[Start of SUPPLIED ENTRIES]

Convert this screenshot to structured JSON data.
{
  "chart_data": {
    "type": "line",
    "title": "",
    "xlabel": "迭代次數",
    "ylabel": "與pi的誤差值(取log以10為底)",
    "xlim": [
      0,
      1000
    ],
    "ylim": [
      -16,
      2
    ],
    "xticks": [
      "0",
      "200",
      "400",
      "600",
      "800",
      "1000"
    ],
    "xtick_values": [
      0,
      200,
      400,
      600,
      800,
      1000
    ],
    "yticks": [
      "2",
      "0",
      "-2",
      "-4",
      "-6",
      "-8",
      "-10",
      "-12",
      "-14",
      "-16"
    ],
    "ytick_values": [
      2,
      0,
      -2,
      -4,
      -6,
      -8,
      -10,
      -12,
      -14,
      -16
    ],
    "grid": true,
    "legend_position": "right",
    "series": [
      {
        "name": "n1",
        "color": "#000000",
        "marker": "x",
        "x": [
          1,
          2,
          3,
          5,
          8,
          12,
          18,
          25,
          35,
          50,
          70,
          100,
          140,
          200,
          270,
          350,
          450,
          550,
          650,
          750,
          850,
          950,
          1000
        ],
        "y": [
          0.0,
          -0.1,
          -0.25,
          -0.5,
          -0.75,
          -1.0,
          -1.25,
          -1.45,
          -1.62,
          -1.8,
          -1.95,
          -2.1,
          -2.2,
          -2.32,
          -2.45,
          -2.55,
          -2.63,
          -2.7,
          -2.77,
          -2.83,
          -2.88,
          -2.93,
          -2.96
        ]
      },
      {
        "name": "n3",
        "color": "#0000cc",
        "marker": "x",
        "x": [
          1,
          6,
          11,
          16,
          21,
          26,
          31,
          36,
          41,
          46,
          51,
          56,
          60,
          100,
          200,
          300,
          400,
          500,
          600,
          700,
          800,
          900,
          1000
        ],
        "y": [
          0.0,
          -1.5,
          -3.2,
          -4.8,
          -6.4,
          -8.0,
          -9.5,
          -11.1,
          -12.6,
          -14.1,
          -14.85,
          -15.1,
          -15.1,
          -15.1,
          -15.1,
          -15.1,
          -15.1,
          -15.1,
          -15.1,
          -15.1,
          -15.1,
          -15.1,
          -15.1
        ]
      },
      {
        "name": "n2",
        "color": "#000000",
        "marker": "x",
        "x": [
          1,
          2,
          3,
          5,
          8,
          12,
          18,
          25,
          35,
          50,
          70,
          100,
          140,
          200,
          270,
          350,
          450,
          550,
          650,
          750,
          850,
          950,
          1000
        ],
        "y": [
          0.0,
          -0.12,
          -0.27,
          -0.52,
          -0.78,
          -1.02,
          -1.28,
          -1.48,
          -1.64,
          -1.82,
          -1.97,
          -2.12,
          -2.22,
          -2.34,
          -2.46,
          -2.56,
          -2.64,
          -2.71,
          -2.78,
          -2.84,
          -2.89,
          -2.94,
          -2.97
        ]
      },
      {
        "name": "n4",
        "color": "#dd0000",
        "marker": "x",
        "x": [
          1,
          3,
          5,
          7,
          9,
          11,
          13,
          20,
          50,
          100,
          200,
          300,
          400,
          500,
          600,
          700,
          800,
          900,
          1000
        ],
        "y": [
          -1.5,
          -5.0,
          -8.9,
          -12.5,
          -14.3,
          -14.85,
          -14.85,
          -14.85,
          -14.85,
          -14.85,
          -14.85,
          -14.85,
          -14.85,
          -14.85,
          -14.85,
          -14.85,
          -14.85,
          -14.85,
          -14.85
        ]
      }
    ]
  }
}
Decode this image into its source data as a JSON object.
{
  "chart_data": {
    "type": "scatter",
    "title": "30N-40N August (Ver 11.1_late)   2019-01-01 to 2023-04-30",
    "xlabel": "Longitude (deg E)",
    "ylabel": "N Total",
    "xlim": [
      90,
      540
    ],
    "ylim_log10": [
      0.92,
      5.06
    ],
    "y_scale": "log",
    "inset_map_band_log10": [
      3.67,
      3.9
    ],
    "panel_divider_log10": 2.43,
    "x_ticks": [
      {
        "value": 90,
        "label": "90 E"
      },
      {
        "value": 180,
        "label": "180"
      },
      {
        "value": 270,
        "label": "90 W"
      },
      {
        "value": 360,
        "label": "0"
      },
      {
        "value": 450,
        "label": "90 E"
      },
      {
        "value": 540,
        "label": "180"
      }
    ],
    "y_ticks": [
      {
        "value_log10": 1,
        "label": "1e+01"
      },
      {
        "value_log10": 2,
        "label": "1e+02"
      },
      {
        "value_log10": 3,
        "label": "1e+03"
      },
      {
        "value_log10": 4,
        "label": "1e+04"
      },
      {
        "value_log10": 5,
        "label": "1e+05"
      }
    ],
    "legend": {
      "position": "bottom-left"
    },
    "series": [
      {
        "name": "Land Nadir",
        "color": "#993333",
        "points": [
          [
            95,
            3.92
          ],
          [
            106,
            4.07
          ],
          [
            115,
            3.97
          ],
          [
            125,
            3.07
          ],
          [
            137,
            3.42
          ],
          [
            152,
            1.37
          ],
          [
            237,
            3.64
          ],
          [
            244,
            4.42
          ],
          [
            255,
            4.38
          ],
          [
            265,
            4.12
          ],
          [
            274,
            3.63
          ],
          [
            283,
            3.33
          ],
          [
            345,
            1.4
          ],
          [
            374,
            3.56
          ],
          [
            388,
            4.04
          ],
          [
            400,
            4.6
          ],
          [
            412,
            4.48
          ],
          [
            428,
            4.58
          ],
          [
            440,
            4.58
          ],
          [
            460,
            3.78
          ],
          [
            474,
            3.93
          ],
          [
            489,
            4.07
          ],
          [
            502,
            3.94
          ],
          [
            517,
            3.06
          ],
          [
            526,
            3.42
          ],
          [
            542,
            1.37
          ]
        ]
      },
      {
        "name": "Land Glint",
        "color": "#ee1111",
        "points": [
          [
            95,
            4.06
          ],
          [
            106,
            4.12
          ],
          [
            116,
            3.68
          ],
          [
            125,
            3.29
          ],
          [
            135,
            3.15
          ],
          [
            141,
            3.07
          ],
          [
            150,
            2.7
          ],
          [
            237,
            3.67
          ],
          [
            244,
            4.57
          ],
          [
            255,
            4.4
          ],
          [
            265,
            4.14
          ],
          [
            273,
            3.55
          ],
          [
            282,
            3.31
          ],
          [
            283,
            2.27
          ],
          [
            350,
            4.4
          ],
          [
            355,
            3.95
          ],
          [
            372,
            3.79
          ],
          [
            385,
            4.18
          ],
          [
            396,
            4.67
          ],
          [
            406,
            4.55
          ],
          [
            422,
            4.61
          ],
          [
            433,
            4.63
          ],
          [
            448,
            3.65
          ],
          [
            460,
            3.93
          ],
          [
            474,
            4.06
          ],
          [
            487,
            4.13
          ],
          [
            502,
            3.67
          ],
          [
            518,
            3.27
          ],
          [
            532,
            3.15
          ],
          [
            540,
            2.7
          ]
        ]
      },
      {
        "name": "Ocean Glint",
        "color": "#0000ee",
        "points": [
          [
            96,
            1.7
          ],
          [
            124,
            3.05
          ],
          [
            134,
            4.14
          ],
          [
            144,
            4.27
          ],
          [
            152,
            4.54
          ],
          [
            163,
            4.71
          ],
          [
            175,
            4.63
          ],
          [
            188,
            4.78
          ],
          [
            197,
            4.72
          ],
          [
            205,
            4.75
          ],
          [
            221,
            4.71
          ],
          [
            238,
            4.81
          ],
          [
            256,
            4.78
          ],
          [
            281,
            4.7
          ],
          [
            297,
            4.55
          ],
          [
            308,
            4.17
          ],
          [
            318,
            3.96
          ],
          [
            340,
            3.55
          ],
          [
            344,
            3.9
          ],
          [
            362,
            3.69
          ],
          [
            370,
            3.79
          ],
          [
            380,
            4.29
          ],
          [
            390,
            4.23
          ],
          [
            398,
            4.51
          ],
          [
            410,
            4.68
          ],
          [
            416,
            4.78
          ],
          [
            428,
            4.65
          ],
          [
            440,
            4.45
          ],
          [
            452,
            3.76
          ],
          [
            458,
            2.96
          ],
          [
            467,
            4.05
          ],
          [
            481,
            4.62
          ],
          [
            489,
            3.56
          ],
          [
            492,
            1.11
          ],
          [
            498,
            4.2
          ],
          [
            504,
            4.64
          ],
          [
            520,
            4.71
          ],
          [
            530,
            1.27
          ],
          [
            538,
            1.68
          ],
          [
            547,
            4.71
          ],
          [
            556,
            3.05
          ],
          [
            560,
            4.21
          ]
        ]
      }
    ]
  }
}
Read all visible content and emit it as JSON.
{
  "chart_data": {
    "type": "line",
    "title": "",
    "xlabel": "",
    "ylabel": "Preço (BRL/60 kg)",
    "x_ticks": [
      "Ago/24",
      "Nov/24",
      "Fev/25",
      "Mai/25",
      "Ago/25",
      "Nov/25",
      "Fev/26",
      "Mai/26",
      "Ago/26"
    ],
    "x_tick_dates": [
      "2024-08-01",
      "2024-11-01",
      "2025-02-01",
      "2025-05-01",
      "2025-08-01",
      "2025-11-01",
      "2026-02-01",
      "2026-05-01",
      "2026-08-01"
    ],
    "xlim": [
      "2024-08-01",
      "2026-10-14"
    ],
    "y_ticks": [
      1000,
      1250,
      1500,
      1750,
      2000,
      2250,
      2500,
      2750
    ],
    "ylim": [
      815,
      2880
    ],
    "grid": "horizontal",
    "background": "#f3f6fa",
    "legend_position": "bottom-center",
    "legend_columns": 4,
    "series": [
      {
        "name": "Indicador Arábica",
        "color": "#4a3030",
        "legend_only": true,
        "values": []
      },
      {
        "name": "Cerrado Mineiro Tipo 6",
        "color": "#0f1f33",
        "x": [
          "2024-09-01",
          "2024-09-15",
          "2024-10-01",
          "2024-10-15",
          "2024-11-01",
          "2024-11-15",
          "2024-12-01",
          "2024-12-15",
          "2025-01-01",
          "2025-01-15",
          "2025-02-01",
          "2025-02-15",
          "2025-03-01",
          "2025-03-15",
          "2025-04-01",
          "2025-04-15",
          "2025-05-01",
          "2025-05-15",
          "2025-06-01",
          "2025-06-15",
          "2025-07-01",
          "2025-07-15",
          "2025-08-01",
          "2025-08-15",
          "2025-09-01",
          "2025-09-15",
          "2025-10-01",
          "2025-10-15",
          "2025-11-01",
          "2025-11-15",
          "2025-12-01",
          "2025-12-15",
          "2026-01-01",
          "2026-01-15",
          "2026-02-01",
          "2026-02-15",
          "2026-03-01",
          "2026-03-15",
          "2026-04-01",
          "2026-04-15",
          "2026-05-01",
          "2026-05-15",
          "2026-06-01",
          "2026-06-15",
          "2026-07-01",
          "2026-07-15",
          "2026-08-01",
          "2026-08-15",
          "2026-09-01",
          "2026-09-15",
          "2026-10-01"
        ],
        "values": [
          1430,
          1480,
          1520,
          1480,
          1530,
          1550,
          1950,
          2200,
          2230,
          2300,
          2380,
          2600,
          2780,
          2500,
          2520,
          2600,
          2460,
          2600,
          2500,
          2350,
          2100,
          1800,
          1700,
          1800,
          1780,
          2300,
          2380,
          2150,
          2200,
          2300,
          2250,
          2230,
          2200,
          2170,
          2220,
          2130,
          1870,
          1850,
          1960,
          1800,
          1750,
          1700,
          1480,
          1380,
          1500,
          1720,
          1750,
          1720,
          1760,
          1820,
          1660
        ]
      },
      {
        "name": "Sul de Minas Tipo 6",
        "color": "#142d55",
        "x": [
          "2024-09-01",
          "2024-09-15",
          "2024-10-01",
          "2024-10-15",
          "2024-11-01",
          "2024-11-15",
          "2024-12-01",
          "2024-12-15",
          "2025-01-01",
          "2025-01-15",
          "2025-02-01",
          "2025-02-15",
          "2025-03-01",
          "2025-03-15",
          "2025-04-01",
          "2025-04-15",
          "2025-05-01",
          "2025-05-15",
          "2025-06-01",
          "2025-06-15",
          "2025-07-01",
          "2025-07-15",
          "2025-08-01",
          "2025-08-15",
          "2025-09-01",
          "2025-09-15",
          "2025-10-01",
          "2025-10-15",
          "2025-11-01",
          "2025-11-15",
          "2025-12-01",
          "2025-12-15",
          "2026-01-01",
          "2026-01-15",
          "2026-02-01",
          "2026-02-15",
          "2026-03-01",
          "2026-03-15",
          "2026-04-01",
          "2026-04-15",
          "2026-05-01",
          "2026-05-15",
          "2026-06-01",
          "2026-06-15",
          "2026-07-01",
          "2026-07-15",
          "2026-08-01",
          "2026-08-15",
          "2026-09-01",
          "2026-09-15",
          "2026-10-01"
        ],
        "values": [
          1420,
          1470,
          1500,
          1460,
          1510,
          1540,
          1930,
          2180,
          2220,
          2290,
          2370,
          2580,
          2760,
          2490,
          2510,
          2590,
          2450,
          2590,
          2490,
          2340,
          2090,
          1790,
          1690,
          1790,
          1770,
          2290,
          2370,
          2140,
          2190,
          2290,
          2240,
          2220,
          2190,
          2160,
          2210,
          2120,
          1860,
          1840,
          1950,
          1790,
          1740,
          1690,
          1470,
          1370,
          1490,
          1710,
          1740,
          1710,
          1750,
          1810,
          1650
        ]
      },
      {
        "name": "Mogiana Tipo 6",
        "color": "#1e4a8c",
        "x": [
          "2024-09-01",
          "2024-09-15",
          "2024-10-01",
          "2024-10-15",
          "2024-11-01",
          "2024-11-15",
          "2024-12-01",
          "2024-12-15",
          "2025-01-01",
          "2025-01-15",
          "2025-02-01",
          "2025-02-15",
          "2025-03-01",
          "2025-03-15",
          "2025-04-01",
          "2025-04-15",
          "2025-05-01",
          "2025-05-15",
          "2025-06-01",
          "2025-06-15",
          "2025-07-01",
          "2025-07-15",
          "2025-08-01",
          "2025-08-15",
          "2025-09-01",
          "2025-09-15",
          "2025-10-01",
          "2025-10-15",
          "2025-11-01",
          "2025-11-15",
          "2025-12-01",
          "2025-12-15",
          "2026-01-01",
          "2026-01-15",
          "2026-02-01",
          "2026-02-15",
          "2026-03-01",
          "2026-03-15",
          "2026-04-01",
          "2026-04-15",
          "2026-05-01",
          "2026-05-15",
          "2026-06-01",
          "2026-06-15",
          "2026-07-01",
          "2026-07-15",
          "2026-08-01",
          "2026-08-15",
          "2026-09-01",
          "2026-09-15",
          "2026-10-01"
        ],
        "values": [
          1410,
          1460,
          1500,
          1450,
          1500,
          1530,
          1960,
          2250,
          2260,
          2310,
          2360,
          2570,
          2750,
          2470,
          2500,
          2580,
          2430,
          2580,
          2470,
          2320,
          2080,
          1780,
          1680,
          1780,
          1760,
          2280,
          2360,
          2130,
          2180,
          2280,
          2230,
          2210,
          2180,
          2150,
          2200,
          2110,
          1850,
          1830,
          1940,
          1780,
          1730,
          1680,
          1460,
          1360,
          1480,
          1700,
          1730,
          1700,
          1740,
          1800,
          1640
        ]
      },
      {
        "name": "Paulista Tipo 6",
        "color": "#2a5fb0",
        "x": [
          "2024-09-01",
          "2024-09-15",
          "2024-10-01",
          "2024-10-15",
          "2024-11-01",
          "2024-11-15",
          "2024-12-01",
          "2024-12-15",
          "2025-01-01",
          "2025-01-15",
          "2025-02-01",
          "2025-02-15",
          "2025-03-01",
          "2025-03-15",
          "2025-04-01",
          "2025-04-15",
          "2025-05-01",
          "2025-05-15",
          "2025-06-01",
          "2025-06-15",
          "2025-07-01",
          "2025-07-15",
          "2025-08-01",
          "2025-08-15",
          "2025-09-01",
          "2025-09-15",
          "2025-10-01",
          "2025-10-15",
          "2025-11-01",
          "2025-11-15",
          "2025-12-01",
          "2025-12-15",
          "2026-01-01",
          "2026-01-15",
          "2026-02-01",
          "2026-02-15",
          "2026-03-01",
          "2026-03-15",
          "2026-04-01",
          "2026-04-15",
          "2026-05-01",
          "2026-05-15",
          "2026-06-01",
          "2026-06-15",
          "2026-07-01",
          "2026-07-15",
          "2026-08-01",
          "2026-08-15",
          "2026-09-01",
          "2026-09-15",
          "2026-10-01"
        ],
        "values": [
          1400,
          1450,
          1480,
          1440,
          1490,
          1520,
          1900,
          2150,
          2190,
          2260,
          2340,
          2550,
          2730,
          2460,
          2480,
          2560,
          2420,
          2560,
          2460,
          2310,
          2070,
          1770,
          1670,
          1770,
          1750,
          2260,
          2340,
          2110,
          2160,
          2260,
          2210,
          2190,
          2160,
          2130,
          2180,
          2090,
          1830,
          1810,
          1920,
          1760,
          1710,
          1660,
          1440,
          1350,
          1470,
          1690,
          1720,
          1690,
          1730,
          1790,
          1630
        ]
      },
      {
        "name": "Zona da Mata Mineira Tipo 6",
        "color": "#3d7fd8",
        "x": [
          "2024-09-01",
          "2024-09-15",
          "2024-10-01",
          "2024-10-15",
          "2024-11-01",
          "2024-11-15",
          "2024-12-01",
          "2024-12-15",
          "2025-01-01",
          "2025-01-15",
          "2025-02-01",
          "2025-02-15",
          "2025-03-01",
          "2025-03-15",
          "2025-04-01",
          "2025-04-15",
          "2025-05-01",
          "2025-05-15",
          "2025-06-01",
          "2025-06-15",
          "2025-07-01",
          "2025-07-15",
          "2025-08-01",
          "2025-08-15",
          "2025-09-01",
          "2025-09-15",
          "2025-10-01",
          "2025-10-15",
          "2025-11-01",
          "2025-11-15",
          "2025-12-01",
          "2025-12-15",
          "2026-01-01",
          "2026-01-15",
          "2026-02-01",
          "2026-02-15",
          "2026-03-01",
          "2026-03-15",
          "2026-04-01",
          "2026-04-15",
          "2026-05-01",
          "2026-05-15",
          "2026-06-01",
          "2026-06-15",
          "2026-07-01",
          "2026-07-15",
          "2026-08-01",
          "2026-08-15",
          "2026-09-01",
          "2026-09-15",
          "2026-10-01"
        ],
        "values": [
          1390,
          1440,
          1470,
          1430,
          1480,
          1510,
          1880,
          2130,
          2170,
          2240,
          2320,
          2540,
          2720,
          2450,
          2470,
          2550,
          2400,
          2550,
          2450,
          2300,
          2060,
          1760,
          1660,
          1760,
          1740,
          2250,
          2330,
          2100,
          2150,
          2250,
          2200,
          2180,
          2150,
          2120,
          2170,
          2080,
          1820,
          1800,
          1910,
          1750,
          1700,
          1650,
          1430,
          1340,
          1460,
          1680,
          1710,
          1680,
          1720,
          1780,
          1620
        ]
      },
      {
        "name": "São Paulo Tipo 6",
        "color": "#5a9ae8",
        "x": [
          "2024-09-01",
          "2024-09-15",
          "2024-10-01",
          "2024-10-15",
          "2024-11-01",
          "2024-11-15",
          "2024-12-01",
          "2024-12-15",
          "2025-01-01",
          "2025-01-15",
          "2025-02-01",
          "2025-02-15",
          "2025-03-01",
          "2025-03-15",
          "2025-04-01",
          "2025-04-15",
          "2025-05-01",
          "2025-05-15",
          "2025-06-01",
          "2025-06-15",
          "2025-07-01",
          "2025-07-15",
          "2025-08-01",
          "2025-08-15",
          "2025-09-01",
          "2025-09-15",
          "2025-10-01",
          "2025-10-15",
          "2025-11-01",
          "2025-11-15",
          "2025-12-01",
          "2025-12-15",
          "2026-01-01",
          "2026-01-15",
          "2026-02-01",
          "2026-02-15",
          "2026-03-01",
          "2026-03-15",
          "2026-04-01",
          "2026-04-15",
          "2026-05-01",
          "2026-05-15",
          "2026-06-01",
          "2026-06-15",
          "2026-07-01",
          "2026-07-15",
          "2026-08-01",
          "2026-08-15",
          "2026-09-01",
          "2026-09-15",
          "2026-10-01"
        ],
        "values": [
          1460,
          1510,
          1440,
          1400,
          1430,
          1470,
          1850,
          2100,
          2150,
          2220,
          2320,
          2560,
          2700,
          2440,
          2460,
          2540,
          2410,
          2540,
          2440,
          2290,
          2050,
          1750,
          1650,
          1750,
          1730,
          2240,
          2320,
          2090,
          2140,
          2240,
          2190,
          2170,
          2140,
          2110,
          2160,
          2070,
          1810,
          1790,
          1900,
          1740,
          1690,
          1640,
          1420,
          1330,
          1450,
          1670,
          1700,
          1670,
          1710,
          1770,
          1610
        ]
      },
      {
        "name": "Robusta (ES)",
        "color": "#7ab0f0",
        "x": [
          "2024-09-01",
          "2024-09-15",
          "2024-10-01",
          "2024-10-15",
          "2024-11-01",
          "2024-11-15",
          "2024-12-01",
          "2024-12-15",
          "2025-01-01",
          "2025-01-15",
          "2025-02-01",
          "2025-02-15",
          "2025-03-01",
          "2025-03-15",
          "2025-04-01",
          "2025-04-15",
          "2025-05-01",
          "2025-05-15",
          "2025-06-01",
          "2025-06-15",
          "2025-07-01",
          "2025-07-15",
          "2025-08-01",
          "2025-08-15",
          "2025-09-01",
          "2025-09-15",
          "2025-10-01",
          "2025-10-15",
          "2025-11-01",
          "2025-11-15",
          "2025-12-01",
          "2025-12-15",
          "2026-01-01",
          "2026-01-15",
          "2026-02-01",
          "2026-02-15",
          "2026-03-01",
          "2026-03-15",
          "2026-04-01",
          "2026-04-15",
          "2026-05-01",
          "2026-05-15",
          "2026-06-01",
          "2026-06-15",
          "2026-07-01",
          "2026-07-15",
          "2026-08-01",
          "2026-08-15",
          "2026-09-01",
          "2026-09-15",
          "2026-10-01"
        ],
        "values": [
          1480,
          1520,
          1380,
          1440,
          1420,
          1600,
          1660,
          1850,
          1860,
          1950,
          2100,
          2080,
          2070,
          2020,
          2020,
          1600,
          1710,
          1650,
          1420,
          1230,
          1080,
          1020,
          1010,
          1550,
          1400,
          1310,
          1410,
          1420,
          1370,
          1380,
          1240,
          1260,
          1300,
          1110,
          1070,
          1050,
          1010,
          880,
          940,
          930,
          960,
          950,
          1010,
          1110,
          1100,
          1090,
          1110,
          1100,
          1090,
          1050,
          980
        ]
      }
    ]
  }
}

[End of SUPPLIED ENTRIES]

Copy each line of the entries that includes the word "xlabel".

**EXERCISE RESPONSE**.
    "xlabel": "迭代次數",
    "xlabel": "Longitude (deg E)",
    "xlabel": "",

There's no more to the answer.